## WHAT YOU SHOULD DO:
Answer these from the passage on Lourett Russell Grant:
1. Which organization sponsored the pageant that Grant's mother won?
2. In what year did Grant meet Silvio Tancredi?
3. For how many weeks did Hot to Trot stay on the chart?

## PASSAGE TO READ:
--- start ---

Lourett Russell Grant (/ˈlɔːrɛt/) is a singer, model, and dancer. She co-wrote and performed the disco hit Hot to Trot and was a fixture in the dance music scene throughout the 1980s.

Early life[edit]

Grant was born in New York to a family of Greek lineage dating back to Philippides of Paiania, an aristocratic statesman of ancient Athens.[1] Grant's mother was a beauty queen who won the national pageant[1] sponsored by the Greek-American Progressive Association (GAPA).[2]

Career[edit]

Grant's career as a singer solidified once she met Silvio Tancredi in New York City in 1978. The son of the consular agent at the Italian consulate in New York City,[3] Tancredi was a musician-turned-record producer who had been contracted to Atlantic Records by Ahmet Ertegün, the company's co-founder. Tancredi had produced Yellow Fever[4] by Herbie Mann and Stairway to Love by the disco group Wonder Band.[5]

Tancredi championed Grant's music career, wanting to make her the "Dance Music Star for the 80s."[6] Together, they wrote and produced Grant's hit electro-rock-disco[7] twelve-inch single, Hot to Trot, co-written by Jeffrey (Jeff) Schoen.[8] Grant and Tancredi co-founded Northcott Productions Ltd.[9] and the custom record label Alverez Records Ltd.[10] to produce, manufacture, and distribute the recording. Later, the recording would be picked up by WEA International and Quality Records for international distribution.[11]

Grant's vocal performance was described as "impassioned," "hot," and "emotionally plaintive."[6][12] The vocals were accompanied by "Italo bleeps and spare rhodes chords,"[13] driven by a digital Synclavier rhythm along with a pulsating bass guitar riff and an overlay of hard-hitting percussion that builds into a powerful crescendo.[11] The mix on the A-side enhanced the dance club experience, featuring the sound of gallops that panned across the dance floor.[14] The mix on the B-side was distinctly different;[12] it omitted the gallops and was intensified on the high and low ends to make for more memorable radio play.[11] To underscore the image, Grant dressed in black leather jeans, a cowboy hat, and gun holsters when she performed to promote the recording.[14][15]

The recording was played in heavy rotation on the radio and in diverse dance clubs throughout the United States;[16][17] John "Jellybean" Benitez, disc jockey at Xenon and other New York City clubs (and remixer of artists like Madonna), was an early supporter. The record debuted at number 70 on Billboard's Top 100 Disco chart, placing higher than On the Radio by Donna Summer and Rock with You / Don't Stop Til You Get Enough by Michael Jackson.[18] The record remained on the chart for fifteen weeks.[19] Major labels Quality Records and WEA International capitalized on the recording's domestic success by picking up the recording for distribution in the Canadian and European markets, respectively.[11] In 2010, the recording was released on the second album of Horse Meat Disco,[20] a London collective of four disc jockeys who curate disco compilations to continue to bring the genre to public attention.[21] The recording is a collectors' item.

--- end ---

## INFORMATION GIVEN:
--- start ---

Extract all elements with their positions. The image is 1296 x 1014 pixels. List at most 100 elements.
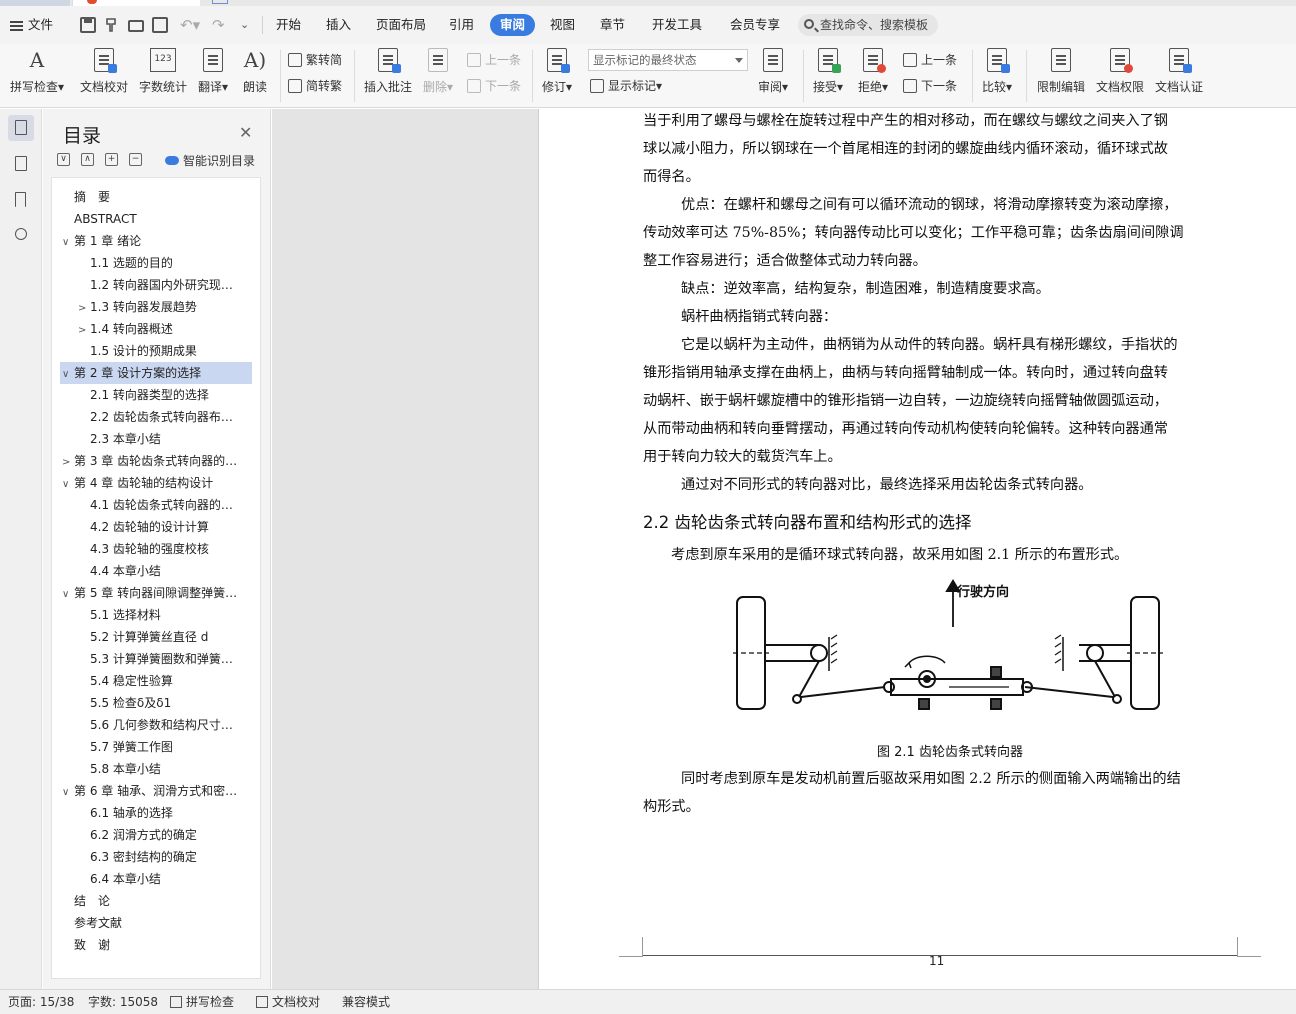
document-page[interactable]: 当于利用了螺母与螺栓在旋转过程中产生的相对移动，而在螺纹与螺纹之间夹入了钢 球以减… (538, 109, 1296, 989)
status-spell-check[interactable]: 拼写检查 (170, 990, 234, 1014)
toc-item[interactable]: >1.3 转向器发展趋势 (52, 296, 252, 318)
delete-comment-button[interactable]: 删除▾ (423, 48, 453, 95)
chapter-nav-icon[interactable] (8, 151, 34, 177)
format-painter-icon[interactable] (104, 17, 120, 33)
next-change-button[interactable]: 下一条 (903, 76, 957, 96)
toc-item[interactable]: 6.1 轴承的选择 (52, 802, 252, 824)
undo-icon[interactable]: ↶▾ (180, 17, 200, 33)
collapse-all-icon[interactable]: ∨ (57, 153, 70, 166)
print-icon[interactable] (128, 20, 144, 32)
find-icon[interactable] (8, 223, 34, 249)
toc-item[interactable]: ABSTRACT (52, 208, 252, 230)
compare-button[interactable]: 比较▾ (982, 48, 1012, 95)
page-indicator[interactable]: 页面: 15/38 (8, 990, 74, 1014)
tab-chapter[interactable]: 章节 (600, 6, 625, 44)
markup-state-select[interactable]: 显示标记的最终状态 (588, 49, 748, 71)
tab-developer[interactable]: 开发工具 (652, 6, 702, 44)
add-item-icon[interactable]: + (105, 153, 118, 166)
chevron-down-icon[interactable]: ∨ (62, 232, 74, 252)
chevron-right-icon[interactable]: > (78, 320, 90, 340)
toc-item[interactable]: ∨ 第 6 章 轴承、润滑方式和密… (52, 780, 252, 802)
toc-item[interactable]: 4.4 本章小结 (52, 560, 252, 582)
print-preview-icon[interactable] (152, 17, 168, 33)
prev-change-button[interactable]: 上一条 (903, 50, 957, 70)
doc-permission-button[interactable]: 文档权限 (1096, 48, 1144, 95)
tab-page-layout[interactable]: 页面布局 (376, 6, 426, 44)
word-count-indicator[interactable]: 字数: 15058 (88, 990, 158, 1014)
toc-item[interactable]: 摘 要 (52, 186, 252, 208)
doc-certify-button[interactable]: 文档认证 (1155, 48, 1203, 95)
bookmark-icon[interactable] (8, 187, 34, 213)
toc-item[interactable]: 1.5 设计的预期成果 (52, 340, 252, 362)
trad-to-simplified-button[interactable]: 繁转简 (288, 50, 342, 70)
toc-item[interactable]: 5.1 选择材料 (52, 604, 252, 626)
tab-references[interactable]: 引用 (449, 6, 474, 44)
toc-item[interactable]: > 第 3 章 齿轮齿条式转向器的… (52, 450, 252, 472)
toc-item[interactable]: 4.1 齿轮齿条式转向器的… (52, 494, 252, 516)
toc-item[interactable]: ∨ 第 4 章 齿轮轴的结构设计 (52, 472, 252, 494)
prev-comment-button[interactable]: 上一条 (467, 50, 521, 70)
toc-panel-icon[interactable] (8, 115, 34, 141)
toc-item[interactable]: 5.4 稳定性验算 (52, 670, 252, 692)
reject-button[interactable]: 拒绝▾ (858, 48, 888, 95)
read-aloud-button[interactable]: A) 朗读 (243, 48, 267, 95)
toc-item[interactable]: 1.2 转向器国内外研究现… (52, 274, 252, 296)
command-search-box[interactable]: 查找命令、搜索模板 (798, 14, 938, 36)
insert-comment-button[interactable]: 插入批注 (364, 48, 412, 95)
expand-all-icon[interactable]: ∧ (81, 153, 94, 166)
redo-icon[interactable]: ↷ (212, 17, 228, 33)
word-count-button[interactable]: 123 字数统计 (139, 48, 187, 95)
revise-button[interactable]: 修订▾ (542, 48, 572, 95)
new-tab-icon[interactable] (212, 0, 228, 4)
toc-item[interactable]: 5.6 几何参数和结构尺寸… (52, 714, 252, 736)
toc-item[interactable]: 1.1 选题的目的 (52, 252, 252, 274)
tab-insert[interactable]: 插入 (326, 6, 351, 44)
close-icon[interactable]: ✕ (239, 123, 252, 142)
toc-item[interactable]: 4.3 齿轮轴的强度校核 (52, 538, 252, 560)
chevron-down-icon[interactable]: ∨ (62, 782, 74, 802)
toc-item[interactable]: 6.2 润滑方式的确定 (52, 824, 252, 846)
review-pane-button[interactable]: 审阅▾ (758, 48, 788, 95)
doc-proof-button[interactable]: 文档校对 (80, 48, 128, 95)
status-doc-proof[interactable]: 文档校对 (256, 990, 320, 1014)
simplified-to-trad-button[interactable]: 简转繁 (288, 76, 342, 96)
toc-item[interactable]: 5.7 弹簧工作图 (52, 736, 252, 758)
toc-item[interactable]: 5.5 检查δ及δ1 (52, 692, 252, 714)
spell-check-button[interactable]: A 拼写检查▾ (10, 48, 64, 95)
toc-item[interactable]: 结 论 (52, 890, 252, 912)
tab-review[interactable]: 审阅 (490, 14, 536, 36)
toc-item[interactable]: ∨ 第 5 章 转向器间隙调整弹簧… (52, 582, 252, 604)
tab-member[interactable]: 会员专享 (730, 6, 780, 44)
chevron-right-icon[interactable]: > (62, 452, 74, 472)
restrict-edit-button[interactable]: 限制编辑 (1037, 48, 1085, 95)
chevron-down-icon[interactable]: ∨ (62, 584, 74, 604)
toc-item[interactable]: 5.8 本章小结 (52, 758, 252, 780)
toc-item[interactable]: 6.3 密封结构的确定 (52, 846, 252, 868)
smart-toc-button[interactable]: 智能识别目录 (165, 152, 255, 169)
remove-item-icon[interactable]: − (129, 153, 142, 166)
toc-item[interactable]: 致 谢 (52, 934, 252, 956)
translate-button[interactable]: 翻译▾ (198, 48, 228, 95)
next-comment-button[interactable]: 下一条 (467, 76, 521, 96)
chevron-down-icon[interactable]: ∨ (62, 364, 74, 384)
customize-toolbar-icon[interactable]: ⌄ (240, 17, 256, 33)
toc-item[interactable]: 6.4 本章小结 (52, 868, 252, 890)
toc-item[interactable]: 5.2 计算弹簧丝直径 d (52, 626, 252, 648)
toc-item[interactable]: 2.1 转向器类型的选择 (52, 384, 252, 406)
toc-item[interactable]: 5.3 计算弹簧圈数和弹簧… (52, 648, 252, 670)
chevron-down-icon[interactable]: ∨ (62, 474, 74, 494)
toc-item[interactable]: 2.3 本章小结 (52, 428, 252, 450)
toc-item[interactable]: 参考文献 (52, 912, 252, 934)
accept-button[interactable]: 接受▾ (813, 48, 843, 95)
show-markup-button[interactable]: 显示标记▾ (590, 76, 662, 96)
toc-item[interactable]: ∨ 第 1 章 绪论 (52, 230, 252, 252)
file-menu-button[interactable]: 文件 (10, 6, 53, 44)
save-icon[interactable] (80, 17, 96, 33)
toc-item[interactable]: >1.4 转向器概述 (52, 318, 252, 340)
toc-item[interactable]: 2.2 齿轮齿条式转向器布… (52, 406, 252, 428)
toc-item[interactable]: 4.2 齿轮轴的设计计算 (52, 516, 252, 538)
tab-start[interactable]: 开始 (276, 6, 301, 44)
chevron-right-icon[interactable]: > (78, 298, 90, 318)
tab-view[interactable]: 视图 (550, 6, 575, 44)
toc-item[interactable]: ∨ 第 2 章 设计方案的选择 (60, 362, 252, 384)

--- end ---

## CORRECT OUTPUT:
1. The Greek-American Progressive Association (GAPA)
2. 1978
3. Fifteen weeks